» TASK:
Check every line below for the word "title" and show those that hold it.

» EXERCISE MATERIAL:

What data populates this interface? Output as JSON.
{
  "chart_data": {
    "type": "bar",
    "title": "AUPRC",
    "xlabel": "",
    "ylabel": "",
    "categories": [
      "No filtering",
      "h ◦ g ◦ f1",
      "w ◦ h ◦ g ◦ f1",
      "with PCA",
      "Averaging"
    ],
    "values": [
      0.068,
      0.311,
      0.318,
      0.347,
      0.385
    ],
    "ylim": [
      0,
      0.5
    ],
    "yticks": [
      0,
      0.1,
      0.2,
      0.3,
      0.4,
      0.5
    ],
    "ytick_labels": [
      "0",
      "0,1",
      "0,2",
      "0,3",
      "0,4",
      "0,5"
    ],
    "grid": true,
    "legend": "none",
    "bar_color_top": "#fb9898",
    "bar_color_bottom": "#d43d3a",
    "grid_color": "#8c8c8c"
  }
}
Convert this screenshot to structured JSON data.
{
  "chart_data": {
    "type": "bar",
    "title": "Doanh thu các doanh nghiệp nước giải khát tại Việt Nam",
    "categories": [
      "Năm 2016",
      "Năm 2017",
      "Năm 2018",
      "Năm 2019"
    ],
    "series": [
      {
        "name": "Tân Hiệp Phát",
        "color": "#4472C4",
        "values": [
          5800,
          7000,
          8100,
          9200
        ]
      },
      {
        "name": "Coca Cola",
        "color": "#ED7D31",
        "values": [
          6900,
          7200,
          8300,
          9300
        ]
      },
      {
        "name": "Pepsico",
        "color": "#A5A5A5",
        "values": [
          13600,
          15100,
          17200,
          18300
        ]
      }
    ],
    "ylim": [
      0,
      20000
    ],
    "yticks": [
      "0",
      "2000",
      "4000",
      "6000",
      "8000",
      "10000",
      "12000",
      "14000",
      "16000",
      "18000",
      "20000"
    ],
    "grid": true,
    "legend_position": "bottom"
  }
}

» TASK OUTPUT:
    "title": "AUPRC",
    "title": "Doanh thu các doanh nghiệp nước giải khát tại Việt Nam",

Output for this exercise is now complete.